### AIM:
Copy out the lines without changes, from the first one through the one containing "table-row: 119.6 1", with both of those included.

### DATASET RECORDS:
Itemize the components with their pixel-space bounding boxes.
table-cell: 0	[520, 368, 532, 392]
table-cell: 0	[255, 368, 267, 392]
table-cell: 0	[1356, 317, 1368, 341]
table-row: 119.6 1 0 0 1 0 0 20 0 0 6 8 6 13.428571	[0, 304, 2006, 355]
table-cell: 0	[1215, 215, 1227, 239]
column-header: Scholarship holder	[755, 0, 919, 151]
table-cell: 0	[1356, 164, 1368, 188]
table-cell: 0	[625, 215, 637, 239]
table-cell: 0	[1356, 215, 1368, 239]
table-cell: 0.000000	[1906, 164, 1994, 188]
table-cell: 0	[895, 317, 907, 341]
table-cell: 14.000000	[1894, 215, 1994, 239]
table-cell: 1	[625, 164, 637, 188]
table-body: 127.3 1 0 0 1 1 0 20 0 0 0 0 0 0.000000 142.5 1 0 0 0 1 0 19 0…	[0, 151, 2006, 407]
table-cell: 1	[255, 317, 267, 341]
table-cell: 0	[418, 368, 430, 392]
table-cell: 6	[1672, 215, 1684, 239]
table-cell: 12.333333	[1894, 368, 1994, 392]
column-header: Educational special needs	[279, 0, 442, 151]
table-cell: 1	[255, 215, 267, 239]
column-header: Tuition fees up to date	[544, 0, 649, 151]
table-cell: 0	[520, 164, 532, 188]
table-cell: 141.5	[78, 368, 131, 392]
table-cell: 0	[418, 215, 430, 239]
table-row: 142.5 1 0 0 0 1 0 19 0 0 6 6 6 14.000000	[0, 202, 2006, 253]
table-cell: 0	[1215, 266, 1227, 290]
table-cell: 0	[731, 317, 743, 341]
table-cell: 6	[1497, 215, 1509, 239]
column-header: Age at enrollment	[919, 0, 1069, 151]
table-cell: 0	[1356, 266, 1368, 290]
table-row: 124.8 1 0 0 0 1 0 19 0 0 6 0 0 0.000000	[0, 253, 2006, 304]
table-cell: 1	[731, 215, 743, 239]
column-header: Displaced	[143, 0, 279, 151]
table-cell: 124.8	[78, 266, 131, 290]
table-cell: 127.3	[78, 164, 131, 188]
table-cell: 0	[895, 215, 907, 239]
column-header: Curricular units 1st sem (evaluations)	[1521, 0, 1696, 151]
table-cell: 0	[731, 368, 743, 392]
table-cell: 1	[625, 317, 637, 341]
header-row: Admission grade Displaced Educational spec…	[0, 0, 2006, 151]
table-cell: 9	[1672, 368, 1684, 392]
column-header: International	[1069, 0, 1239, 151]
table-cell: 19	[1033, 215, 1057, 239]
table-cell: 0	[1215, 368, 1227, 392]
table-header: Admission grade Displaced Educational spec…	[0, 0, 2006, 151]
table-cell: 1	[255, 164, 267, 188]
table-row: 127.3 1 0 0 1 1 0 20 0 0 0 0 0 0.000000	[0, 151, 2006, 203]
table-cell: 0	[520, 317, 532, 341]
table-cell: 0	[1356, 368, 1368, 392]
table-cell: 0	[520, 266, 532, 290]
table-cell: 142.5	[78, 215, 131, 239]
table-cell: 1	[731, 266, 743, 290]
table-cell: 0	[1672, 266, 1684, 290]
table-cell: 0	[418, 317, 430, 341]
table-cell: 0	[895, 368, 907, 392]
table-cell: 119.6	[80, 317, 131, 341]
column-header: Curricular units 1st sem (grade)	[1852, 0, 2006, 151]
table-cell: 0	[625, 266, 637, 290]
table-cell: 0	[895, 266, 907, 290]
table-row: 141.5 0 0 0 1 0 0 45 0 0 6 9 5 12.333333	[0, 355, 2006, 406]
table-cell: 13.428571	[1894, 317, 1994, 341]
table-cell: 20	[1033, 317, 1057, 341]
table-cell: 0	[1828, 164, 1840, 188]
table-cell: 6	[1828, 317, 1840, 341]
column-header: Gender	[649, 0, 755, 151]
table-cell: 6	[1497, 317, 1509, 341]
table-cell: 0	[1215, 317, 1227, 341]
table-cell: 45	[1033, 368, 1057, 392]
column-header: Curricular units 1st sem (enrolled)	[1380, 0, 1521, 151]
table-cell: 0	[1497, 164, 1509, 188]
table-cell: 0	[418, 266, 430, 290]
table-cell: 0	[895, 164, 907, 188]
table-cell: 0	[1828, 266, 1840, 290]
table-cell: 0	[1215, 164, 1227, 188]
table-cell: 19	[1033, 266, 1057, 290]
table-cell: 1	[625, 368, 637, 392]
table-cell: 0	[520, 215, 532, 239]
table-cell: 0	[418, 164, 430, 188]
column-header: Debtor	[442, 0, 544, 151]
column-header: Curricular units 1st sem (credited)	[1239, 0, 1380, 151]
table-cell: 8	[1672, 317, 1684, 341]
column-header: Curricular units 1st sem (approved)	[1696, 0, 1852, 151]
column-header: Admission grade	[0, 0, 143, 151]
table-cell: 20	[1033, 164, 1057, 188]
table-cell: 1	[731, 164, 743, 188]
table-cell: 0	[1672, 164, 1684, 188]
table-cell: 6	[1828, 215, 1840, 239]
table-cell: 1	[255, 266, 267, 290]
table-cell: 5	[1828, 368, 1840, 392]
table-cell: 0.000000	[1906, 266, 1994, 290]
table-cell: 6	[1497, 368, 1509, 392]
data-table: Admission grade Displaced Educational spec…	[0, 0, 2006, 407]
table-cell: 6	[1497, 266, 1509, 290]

### TASK SOLUTION:
Itemize the components with their pixel-space bounding boxes.
table-cell: 0	[520, 368, 532, 392]
table-cell: 0	[255, 368, 267, 392]
table-cell: 0	[1356, 317, 1368, 341]
table-row: 119.6 1 0 0 1 0 0 20 0 0 6 8 6 13.428571	[0, 304, 2006, 355]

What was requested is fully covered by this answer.